[Dataset records]
________

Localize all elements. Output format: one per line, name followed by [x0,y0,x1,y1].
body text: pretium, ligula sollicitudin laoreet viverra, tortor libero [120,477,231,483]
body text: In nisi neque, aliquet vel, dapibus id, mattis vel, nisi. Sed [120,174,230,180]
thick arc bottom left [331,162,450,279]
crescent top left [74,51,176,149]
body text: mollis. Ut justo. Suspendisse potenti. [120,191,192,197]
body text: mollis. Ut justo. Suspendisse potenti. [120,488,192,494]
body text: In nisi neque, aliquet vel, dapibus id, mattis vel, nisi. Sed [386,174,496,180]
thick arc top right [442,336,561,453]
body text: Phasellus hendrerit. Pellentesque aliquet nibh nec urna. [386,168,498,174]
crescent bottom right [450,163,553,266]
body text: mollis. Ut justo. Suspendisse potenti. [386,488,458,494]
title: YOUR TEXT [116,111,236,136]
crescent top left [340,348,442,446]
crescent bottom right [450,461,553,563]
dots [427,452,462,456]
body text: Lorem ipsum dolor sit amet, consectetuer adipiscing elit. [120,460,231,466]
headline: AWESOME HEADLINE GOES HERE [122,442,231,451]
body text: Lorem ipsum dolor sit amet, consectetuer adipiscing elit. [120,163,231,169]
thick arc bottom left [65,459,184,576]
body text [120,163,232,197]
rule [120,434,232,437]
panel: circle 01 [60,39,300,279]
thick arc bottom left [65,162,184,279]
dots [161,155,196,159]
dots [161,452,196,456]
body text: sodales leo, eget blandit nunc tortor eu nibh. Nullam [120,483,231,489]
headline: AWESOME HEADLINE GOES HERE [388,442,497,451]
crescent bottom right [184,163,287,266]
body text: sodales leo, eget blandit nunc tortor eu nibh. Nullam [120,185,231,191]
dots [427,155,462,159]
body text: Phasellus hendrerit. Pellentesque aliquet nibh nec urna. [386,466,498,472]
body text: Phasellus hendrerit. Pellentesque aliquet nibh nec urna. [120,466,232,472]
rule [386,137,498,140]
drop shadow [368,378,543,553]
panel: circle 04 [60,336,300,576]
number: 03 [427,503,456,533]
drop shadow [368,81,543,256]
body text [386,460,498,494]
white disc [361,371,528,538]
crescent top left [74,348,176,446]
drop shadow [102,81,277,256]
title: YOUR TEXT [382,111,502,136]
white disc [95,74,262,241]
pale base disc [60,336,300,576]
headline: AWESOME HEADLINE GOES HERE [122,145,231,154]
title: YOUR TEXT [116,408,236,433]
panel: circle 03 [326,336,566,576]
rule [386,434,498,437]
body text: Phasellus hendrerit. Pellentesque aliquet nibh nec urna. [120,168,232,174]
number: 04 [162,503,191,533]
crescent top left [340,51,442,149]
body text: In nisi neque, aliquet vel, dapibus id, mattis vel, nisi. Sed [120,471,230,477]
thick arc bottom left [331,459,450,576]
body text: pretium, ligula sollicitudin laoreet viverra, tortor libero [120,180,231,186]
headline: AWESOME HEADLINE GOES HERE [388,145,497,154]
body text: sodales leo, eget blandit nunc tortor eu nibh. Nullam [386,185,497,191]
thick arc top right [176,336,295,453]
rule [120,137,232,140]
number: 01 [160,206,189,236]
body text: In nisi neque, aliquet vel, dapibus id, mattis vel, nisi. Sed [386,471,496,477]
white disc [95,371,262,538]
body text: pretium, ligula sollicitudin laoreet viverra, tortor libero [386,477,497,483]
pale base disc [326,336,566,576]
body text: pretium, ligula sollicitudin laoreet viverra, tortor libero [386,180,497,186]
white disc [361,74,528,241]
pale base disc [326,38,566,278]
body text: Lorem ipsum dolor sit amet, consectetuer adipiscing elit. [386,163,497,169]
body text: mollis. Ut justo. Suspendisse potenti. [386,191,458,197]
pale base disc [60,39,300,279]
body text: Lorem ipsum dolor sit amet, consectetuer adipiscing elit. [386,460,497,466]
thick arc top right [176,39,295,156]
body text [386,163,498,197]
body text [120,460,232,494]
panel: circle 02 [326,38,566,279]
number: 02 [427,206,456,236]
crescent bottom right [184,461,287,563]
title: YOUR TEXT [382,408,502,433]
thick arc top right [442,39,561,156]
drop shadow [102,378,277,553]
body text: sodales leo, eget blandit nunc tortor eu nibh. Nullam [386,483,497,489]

________

## [Goal]
Update the records from their start through the line that contains "thick arc top right [442,336,561,453]", putting "half moon" in place of "crescent" and changing nothing else. Return only those lines.

## [Completed task]
Localize all elements. Output format: one per line, name followed by [x0,y0,x1,y1].
body text: pretium, ligula sollicitudin laoreet viverra, tortor libero [120,477,231,483]
body text: In nisi neque, aliquet vel, dapibus id, mattis vel, nisi. Sed [120,174,230,180]
thick arc bottom left [331,162,450,279]
half moon top left [74,51,176,149]
body text: mollis. Ut justo. Suspendisse potenti. [120,191,192,197]
body text: mollis. Ut justo. Suspendisse potenti. [120,488,192,494]
body text: In nisi neque, aliquet vel, dapibus id, mattis vel, nisi. Sed [386,174,496,180]
thick arc top right [442,336,561,453]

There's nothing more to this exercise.